*Goal of the exercise*:
Among the lines below, count those containing the word "false". Give the number only.

*Data entries*:
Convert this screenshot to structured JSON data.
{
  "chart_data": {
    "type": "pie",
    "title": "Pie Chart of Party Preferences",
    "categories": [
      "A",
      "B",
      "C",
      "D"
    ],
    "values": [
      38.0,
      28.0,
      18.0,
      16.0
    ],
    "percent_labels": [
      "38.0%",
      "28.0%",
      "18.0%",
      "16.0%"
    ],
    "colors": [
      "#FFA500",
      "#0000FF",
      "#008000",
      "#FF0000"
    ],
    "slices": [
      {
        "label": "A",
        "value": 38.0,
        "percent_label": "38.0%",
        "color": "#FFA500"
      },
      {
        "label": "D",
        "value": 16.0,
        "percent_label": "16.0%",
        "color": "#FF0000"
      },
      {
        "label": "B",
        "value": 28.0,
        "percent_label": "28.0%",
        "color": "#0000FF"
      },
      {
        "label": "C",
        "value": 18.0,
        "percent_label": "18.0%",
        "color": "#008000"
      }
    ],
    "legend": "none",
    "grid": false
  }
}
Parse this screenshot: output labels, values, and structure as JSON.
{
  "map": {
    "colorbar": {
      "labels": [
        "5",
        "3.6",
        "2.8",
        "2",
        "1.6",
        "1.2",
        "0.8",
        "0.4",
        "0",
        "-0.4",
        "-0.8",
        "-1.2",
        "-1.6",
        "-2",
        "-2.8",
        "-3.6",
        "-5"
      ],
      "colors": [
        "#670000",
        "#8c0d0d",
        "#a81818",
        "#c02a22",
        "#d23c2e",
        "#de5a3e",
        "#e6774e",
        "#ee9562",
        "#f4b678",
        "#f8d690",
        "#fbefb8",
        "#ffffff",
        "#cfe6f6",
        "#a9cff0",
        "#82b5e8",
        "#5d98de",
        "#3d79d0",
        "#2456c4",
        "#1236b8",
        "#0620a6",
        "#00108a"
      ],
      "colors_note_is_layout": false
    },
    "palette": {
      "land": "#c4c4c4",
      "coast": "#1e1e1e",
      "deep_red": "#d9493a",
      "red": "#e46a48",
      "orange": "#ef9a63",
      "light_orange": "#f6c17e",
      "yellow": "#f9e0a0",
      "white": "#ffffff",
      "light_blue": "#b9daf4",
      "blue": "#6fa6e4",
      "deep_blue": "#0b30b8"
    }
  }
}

*Written solution*:
2